Saved data entries

---

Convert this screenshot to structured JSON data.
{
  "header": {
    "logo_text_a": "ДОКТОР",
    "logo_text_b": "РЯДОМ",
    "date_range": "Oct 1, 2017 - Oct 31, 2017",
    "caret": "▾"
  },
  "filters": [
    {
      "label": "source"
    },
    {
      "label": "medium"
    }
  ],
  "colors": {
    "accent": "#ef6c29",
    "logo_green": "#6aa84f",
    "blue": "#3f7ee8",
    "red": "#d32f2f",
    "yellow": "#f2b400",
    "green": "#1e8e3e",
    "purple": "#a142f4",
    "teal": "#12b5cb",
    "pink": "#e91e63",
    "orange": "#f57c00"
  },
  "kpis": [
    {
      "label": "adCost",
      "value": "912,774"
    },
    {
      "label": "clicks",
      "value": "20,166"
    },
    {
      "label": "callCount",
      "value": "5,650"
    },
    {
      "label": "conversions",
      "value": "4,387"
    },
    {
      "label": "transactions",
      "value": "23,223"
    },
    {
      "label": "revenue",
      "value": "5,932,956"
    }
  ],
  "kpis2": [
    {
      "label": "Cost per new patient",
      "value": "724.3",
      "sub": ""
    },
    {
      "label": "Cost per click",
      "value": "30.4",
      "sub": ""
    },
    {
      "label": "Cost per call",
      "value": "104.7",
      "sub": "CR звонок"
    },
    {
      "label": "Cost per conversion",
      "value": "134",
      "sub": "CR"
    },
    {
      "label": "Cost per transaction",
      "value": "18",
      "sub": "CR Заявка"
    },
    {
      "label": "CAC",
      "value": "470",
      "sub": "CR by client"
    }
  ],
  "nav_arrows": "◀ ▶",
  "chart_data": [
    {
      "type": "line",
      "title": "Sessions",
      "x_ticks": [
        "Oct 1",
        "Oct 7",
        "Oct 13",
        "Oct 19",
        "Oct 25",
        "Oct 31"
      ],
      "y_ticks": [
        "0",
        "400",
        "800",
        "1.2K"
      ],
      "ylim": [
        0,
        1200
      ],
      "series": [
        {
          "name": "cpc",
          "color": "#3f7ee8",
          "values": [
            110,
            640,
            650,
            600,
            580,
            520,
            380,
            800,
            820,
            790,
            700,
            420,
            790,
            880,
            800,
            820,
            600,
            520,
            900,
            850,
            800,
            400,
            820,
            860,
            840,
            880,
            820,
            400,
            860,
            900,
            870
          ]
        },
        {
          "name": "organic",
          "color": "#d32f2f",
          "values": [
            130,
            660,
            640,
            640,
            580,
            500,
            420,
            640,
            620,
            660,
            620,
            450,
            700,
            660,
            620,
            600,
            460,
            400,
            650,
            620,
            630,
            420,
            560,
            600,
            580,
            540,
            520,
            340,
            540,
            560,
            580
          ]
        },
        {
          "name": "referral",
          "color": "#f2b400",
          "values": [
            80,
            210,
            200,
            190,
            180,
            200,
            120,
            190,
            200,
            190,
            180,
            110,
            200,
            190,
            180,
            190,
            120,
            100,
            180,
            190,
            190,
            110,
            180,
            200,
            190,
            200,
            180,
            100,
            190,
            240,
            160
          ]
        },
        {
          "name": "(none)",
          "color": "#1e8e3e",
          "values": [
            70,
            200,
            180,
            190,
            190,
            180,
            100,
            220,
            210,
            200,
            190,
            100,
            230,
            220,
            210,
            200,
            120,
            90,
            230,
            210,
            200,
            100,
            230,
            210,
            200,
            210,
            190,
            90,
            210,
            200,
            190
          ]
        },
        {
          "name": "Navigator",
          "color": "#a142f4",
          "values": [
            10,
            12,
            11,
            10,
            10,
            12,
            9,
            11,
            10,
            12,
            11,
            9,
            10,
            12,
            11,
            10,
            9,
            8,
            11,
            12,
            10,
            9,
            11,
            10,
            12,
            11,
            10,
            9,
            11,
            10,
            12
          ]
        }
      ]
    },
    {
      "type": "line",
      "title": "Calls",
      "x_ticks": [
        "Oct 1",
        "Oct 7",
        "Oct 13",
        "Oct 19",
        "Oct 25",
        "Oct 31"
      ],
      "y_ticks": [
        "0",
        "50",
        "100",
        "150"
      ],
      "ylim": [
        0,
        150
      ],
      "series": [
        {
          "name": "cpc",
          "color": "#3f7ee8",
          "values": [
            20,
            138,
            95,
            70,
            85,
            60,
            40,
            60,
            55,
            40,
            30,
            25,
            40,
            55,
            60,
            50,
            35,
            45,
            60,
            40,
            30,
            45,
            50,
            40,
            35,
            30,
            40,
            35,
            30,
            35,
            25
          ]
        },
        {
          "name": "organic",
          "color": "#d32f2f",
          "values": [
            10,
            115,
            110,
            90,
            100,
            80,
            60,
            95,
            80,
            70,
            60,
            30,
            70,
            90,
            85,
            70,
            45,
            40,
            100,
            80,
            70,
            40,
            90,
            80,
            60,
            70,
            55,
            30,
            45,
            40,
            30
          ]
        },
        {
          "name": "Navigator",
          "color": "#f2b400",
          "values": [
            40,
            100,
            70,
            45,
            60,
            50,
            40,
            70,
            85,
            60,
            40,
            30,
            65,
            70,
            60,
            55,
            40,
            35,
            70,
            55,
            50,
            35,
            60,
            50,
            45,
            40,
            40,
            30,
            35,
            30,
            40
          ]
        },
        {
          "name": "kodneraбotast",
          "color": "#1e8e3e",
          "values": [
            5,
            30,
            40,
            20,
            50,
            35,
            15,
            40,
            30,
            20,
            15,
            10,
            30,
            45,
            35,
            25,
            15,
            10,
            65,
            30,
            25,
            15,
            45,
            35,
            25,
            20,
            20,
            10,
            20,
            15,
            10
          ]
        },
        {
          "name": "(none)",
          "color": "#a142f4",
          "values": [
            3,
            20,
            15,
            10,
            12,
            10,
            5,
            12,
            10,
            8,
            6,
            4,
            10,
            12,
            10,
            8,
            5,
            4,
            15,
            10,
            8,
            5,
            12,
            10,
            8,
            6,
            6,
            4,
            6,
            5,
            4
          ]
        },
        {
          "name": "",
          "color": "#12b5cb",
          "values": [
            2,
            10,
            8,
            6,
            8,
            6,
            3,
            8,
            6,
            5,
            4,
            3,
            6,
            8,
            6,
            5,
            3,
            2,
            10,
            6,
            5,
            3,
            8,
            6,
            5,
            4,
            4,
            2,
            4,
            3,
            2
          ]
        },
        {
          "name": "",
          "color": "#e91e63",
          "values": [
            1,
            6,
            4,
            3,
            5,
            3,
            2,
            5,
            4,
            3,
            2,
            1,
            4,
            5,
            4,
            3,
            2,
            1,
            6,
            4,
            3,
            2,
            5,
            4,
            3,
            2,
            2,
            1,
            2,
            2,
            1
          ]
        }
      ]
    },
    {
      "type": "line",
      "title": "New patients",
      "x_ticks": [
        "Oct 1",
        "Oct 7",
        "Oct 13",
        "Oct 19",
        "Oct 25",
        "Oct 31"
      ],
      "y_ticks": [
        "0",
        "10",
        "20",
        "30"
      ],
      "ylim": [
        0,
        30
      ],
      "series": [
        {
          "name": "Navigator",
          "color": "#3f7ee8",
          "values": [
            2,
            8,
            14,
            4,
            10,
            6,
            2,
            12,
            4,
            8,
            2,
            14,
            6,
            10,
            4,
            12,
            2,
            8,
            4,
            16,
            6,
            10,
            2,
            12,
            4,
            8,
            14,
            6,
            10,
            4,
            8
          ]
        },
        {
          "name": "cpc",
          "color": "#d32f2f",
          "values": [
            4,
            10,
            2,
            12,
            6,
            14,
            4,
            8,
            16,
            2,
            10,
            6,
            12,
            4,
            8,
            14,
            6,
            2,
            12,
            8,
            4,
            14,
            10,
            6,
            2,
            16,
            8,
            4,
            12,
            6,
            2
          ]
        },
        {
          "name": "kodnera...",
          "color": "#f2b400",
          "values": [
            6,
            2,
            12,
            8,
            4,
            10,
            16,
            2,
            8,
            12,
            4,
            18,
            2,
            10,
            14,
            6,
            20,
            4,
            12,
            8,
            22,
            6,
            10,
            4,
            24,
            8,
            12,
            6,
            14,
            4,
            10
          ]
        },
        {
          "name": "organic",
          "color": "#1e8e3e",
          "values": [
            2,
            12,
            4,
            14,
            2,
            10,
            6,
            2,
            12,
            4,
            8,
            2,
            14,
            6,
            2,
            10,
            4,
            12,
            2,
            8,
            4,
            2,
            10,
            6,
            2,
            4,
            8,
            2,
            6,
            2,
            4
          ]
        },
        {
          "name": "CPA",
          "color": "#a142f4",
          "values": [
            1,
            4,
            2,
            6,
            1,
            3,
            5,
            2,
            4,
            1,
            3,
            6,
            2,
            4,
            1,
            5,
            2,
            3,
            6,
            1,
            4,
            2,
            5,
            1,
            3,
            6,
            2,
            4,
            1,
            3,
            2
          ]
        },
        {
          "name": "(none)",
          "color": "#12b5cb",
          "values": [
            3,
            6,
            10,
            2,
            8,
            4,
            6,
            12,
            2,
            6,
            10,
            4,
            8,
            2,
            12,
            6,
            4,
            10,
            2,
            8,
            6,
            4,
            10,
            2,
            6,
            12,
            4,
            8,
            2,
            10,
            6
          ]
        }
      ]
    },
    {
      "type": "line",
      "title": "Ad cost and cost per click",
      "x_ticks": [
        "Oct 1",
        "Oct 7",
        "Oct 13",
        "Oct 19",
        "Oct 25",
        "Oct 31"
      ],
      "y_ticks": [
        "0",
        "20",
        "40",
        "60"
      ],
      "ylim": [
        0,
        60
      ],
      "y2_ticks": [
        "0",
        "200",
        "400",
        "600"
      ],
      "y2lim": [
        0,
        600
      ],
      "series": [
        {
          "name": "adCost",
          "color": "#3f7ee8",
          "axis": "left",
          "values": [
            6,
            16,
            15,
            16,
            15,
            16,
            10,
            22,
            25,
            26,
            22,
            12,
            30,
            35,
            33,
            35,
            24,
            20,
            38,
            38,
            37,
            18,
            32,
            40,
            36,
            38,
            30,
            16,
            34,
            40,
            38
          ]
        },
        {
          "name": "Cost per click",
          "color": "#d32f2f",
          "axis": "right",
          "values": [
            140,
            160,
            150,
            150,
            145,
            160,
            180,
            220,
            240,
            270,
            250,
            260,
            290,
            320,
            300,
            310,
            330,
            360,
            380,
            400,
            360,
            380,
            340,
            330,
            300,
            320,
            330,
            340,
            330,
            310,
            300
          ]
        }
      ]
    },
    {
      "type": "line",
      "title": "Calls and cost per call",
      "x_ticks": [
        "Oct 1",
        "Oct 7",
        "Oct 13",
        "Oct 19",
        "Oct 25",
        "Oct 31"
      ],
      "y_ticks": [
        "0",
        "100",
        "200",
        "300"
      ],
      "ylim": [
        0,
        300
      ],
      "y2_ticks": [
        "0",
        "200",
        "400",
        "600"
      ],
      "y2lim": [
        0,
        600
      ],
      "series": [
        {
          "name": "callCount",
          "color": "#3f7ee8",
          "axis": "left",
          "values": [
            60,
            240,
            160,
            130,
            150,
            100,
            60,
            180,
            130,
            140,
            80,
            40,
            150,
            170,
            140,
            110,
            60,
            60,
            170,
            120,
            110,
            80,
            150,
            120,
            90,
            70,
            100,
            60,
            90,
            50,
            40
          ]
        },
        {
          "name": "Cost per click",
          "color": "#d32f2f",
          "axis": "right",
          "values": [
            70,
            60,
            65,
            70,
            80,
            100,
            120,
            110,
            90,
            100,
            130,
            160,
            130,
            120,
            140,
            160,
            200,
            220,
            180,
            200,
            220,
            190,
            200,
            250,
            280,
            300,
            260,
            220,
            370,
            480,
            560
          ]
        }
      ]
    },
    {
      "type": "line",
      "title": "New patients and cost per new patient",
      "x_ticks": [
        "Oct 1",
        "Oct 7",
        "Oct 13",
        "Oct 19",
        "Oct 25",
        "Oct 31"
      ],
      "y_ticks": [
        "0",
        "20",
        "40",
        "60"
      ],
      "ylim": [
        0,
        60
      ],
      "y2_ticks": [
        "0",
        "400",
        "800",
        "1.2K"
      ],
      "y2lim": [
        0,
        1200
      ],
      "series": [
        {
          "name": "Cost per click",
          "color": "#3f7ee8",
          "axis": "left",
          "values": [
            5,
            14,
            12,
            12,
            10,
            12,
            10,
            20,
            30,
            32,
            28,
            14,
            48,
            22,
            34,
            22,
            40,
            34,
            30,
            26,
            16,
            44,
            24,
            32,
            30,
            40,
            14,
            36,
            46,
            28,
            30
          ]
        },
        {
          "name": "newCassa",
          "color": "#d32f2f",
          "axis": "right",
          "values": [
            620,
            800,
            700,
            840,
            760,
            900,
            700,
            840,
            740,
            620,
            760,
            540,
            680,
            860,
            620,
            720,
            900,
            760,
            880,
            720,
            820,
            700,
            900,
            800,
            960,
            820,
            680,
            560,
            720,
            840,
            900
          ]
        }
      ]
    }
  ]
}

---

### What the exercise asks
If a line in the records contains "title", report it.

### Answer to this exercise
      "title": "Sessions",
      "title": "Calls",
      "title": "New patients",
      "title": "Ad cost and cost per click",
      "title": "Calls and cost per call",
      "title": "New patients and cost per new patient",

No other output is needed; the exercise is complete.